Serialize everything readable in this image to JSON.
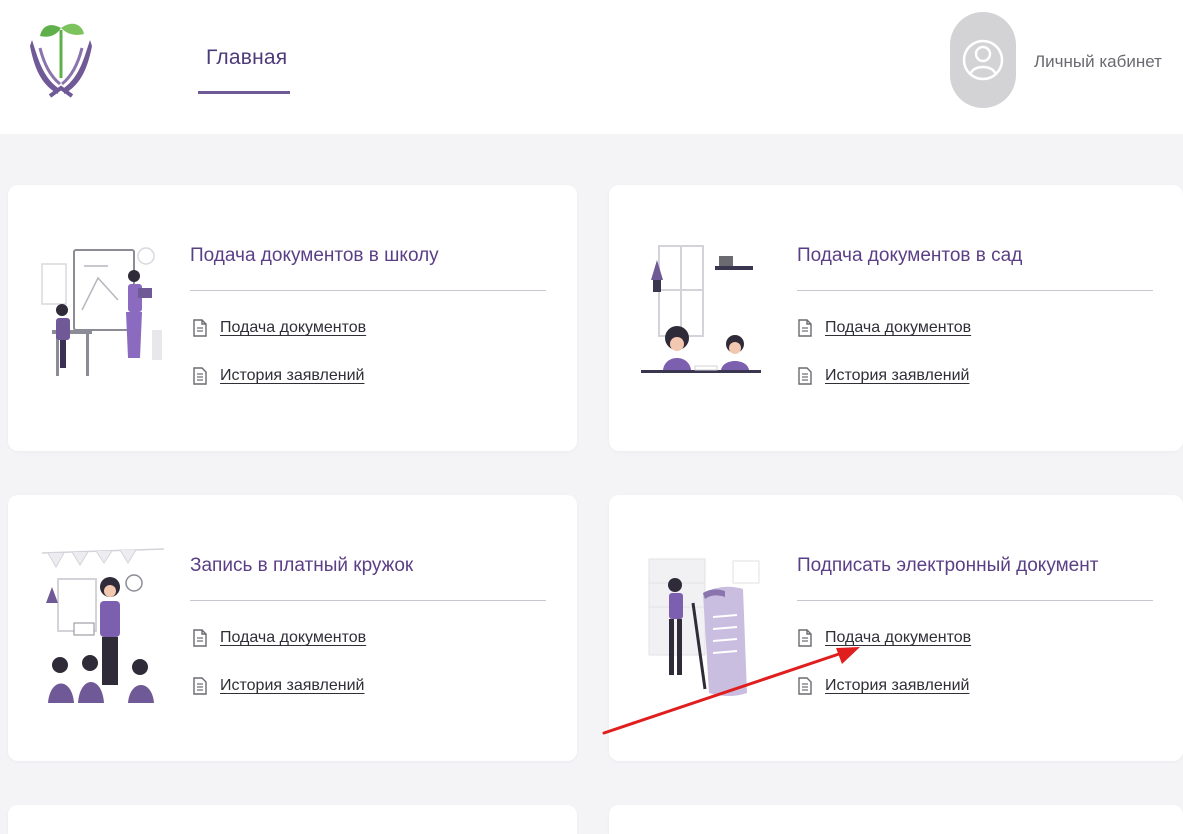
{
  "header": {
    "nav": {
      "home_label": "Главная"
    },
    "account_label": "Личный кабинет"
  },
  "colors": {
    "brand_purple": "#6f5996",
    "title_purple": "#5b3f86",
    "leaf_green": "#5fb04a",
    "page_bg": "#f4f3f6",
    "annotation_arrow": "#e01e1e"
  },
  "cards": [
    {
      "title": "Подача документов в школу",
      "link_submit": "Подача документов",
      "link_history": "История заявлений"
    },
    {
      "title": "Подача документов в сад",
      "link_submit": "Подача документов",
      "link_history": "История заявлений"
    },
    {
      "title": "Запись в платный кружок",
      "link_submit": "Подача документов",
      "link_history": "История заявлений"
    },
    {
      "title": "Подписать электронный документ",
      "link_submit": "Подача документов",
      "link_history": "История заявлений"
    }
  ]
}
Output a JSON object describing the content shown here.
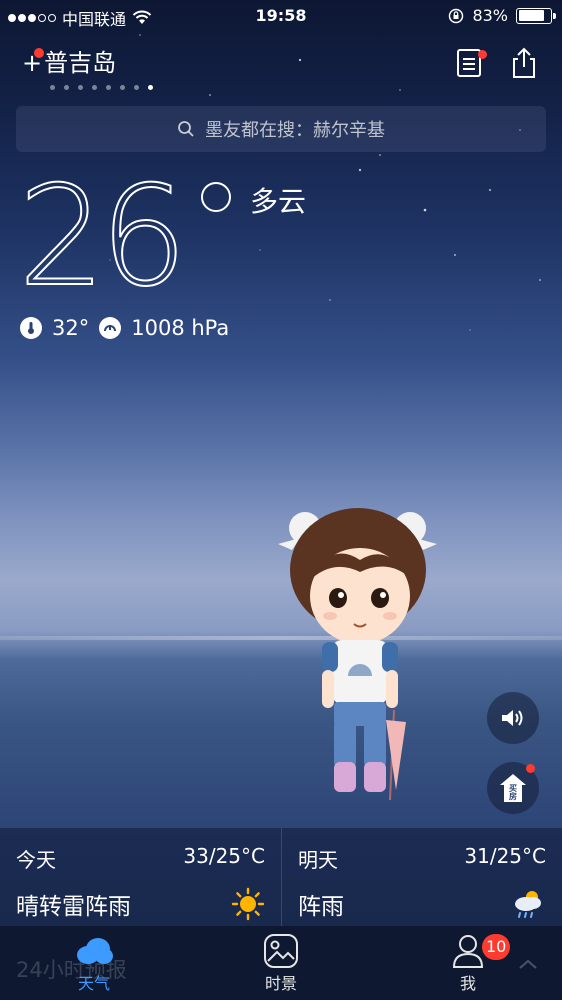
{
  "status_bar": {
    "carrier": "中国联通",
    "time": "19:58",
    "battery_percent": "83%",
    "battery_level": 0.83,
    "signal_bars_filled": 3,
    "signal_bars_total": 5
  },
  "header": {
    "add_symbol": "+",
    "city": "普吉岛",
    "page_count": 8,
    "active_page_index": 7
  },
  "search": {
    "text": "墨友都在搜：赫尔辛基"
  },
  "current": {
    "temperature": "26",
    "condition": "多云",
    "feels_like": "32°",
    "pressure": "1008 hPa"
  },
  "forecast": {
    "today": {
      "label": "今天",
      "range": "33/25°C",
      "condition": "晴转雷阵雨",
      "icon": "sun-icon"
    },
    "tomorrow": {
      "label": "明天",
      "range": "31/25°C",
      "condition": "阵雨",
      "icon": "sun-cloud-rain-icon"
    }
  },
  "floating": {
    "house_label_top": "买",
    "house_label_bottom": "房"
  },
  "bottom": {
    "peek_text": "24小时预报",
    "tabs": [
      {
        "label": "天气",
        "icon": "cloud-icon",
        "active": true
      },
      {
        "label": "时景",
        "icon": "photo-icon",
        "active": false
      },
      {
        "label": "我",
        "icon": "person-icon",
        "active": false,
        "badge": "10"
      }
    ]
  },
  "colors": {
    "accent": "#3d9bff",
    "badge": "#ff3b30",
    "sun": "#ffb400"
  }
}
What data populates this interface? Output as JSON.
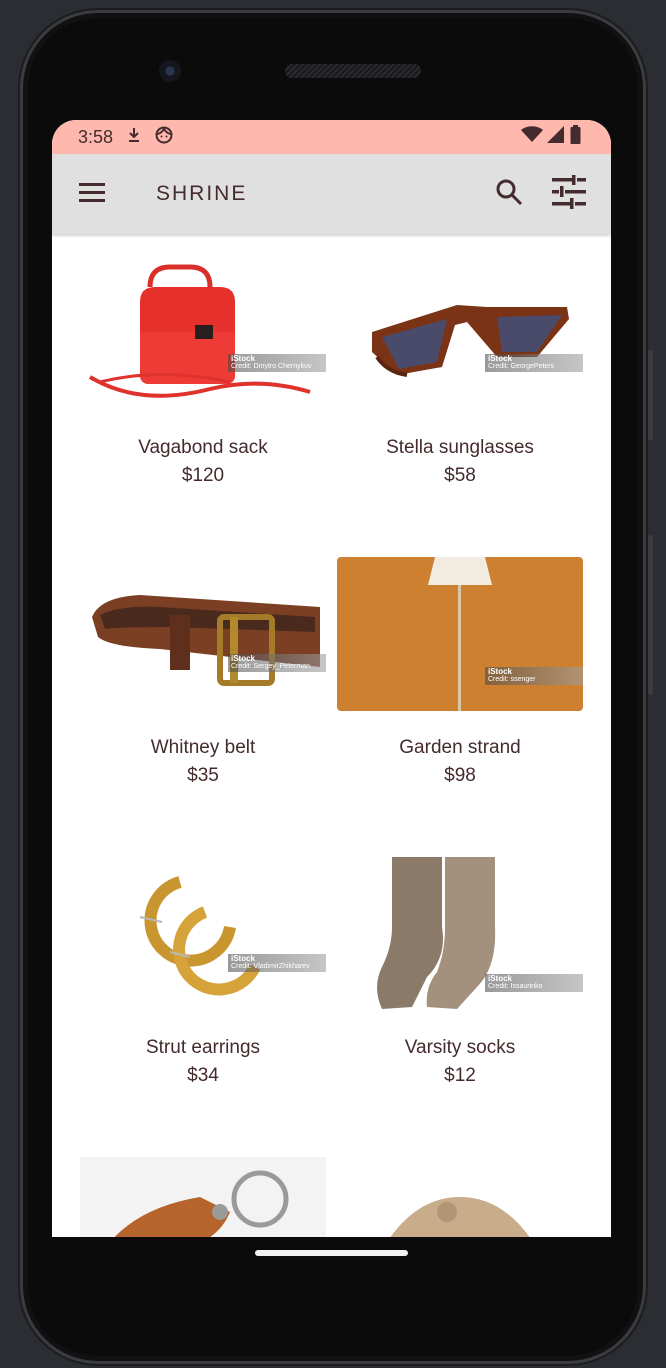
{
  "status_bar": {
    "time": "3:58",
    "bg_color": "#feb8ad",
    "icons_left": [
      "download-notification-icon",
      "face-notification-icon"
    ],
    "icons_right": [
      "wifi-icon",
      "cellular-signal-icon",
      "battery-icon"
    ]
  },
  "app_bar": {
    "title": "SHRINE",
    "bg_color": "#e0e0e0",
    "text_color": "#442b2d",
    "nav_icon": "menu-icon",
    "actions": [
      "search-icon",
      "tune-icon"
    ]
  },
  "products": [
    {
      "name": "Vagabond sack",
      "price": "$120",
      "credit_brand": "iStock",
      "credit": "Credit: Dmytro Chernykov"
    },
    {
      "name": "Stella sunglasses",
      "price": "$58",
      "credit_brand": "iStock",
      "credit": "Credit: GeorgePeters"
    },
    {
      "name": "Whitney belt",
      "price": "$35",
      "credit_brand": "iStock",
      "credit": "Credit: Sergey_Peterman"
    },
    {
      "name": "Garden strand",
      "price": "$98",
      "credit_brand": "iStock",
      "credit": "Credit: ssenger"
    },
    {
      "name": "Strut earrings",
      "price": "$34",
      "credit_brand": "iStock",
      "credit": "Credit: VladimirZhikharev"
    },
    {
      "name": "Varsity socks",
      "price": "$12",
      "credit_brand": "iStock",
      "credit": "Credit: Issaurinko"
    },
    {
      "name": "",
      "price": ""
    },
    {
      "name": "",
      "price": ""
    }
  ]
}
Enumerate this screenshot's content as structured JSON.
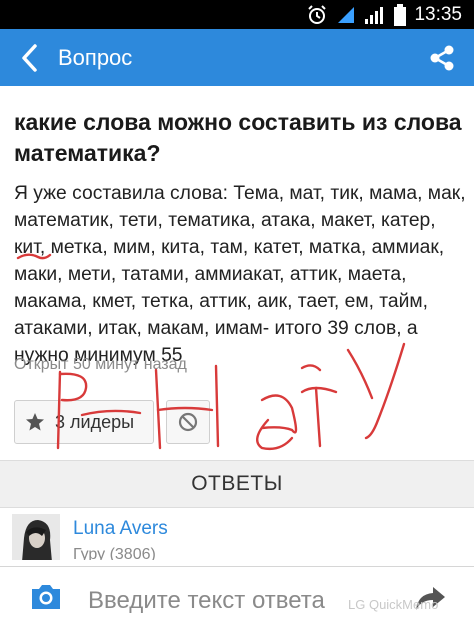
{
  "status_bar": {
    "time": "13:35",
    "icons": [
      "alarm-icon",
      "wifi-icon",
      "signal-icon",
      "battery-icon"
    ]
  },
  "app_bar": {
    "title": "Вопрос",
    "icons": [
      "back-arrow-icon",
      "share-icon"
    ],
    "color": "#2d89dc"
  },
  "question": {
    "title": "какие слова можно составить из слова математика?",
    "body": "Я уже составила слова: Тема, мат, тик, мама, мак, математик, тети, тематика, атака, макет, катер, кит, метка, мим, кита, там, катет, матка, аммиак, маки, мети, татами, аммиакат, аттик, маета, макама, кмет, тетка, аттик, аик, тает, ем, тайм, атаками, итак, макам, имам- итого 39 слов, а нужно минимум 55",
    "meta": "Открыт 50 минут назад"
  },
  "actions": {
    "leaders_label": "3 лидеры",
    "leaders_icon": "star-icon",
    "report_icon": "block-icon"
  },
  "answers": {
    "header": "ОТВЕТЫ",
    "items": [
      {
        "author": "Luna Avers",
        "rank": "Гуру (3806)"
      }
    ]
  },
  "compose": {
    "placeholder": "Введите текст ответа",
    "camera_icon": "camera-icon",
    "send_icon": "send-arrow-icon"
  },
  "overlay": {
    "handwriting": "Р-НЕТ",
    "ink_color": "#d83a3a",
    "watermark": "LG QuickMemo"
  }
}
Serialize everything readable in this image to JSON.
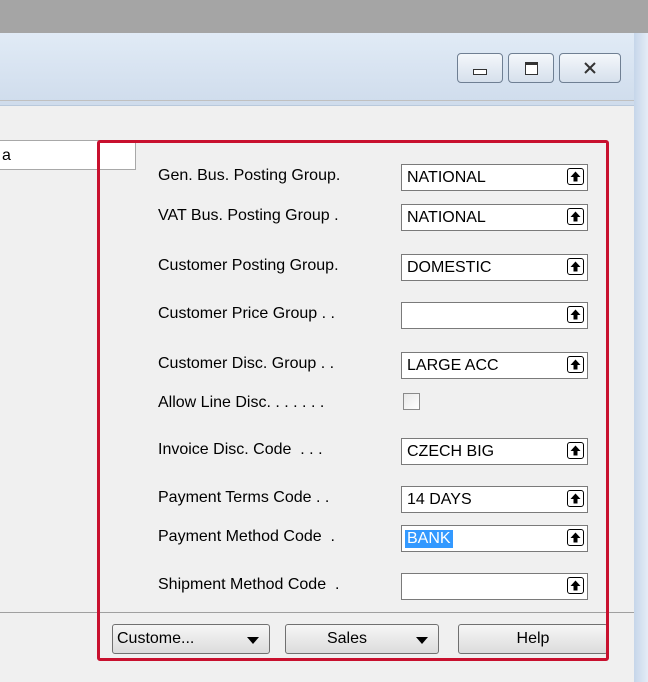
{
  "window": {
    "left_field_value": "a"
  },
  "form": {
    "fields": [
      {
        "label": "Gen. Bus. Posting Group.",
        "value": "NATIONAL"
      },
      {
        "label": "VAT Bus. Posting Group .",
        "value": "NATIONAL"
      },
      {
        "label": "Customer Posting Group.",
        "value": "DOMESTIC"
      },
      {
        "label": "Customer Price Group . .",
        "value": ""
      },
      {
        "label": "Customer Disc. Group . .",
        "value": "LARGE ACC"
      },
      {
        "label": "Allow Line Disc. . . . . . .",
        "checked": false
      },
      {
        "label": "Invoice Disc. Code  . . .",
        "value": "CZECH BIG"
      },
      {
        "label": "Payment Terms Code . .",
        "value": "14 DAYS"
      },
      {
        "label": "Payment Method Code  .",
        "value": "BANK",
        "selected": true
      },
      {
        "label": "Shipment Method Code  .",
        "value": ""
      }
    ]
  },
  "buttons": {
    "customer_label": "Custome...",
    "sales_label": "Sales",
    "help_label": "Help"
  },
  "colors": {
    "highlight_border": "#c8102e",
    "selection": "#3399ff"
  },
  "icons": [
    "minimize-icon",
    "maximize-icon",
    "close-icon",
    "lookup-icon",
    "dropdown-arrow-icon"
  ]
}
● ● ● ● ● ● ●
Problem requirements: Output the lines above in full and exactly as given, omitting any pictures.

In response:
Serialize everything readable in this image to JSON.
{
  "header": {
    "nav": {
      "home_label": "Главная"
    },
    "account_label": "Личный кабинет"
  },
  "colors": {
    "brand_purple": "#6f5996",
    "title_purple": "#5b3f86",
    "leaf_green": "#5fb04a",
    "page_bg": "#f4f3f6",
    "annotation_arrow": "#e01e1e"
  },
  "cards": [
    {
      "title": "Подача документов в школу",
      "link_submit": "Подача документов",
      "link_history": "История заявлений"
    },
    {
      "title": "Подача документов в сад",
      "link_submit": "Подача документов",
      "link_history": "История заявлений"
    },
    {
      "title": "Запись в платный кружок",
      "link_submit": "Подача документов",
      "link_history": "История заявлений"
    },
    {
      "title": "Подписать электронный документ",
      "link_submit": "Подача документов",
      "link_history": "История заявлений"
    }
  ]
}
Output a JSON object describing the content shown here.
{
  "status_bar": {
    "carrier": "中国联通",
    "time": "19:58",
    "battery_percent": "83%",
    "battery_level": 0.83,
    "signal_bars_filled": 3,
    "signal_bars_total": 5
  },
  "header": {
    "add_symbol": "+",
    "city": "普吉岛",
    "page_count": 8,
    "active_page_index": 7
  },
  "search": {
    "text": "墨友都在搜：赫尔辛基"
  },
  "current": {
    "temperature": "26",
    "condition": "多云",
    "feels_like": "32°",
    "pressure": "1008 hPa"
  },
  "forecast": {
    "today": {
      "label": "今天",
      "range": "33/25°C",
      "condition": "晴转雷阵雨",
      "icon": "sun-icon"
    },
    "tomorrow": {
      "label": "明天",
      "range": "31/25°C",
      "condition": "阵雨",
      "icon": "sun-cloud-rain-icon"
    }
  },
  "floating": {
    "house_label_top": "买",
    "house_label_bottom": "房"
  },
  "bottom": {
    "peek_text": "24小时预报",
    "tabs": [
      {
        "label": "天气",
        "icon": "cloud-icon",
        "active": true
      },
      {
        "label": "时景",
        "icon": "photo-icon",
        "active": false
      },
      {
        "label": "我",
        "icon": "person-icon",
        "active": false,
        "badge": "10"
      }
    ]
  },
  "colors": {
    "accent": "#3d9bff",
    "badge": "#ff3b30",
    "sun": "#ffb400"
  }
}
What data populates this interface? Output as JSON.
{
  "status_bar": {
    "time": "3:58",
    "bg_color": "#feb8ad",
    "icons_left": [
      "download-notification-icon",
      "face-notification-icon"
    ],
    "icons_right": [
      "wifi-icon",
      "cellular-signal-icon",
      "battery-icon"
    ]
  },
  "app_bar": {
    "title": "SHRINE",
    "bg_color": "#e0e0e0",
    "text_color": "#442b2d",
    "nav_icon": "menu-icon",
    "actions": [
      "search-icon",
      "tune-icon"
    ]
  },
  "products": [
    {
      "name": "Vagabond sack",
      "price": "$120",
      "credit_brand": "iStock",
      "credit": "Credit: Dmytro Chernykov"
    },
    {
      "name": "Stella sunglasses",
      "price": "$58",
      "credit_brand": "iStock",
      "credit": "Credit: GeorgePeters"
    },
    {
      "name": "Whitney belt",
      "price": "$35",
      "credit_brand": "iStock",
      "credit": "Credit: Sergey_Peterman"
    },
    {
      "name": "Garden strand",
      "price": "$98",
      "credit_brand": "iStock",
      "credit": "Credit: ssenger"
    },
    {
      "name": "Strut earrings",
      "price": "$34",
      "credit_brand": "iStock",
      "credit": "Credit: VladimirZhikharev"
    },
    {
      "name": "Varsity socks",
      "price": "$12",
      "credit_brand": "iStock",
      "credit": "Credit: Issaurinko"
    },
    {
      "name": "",
      "price": ""
    },
    {
      "name": "",
      "price": ""
    }
  ]
}
Enumerate this screenshot's content as structured JSON.
{
  "status_bar": {
    "time": "13:35",
    "icons": [
      "alarm-icon",
      "wifi-icon",
      "signal-icon",
      "battery-icon"
    ]
  },
  "app_bar": {
    "title": "Вопрос",
    "icons": [
      "back-arrow-icon",
      "share-icon"
    ],
    "color": "#2d89dc"
  },
  "question": {
    "title": "какие слова можно составить из слова математика?",
    "body": "Я уже составила слова: Тема, мат, тик, мама, мак, математик, тети, тематика, атака, макет, катер, кит, метка, мим, кита, там, катет, матка, аммиак, маки, мети, татами, аммиакат, аттик, маета, макама, кмет, тетка, аттик, аик, тает, ем, тайм, атаками, итак, макам, имам- итого 39 слов, а нужно минимум 55",
    "meta": "Открыт 50 минут назад"
  },
  "actions": {
    "leaders_label": "3 лидеры",
    "leaders_icon": "star-icon",
    "report_icon": "block-icon"
  },
  "answers": {
    "header": "ОТВЕТЫ",
    "items": [
      {
        "author": "Luna Avers",
        "rank": "Гуру (3806)"
      }
    ]
  },
  "compose": {
    "placeholder": "Введите текст ответа",
    "camera_icon": "camera-icon",
    "send_icon": "send-arrow-icon"
  },
  "overlay": {
    "handwriting": "Р-НЕТ",
    "ink_color": "#d83a3a",
    "watermark": "LG QuickMemo"
  }
}
Serialize everything readable in this image to JSON.
{
  "window": {
    "left_field_value": "a"
  },
  "form": {
    "fields": [
      {
        "label": "Gen. Bus. Posting Group.",
        "value": "NATIONAL"
      },
      {
        "label": "VAT Bus. Posting Group .",
        "value": "NATIONAL"
      },
      {
        "label": "Customer Posting Group.",
        "value": "DOMESTIC"
      },
      {
        "label": "Customer Price Group . .",
        "value": ""
      },
      {
        "label": "Customer Disc. Group . .",
        "value": "LARGE ACC"
      },
      {
        "label": "Allow Line Disc. . . . . . .",
        "checked": false
      },
      {
        "label": "Invoice Disc. Code  . . .",
        "value": "CZECH BIG"
      },
      {
        "label": "Payment Terms Code . .",
        "value": "14 DAYS"
      },
      {
        "label": "Payment Method Code  .",
        "value": "BANK",
        "selected": true
      },
      {
        "label": "Shipment Method Code  .",
        "value": ""
      }
    ]
  },
  "buttons": {
    "customer_label": "Custome...",
    "sales_label": "Sales",
    "help_label": "Help"
  },
  "colors": {
    "highlight_border": "#c8102e",
    "selection": "#3399ff"
  },
  "icons": [
    "minimize-icon",
    "maximize-icon",
    "close-icon",
    "lookup-icon",
    "dropdown-arrow-icon"
  ]
}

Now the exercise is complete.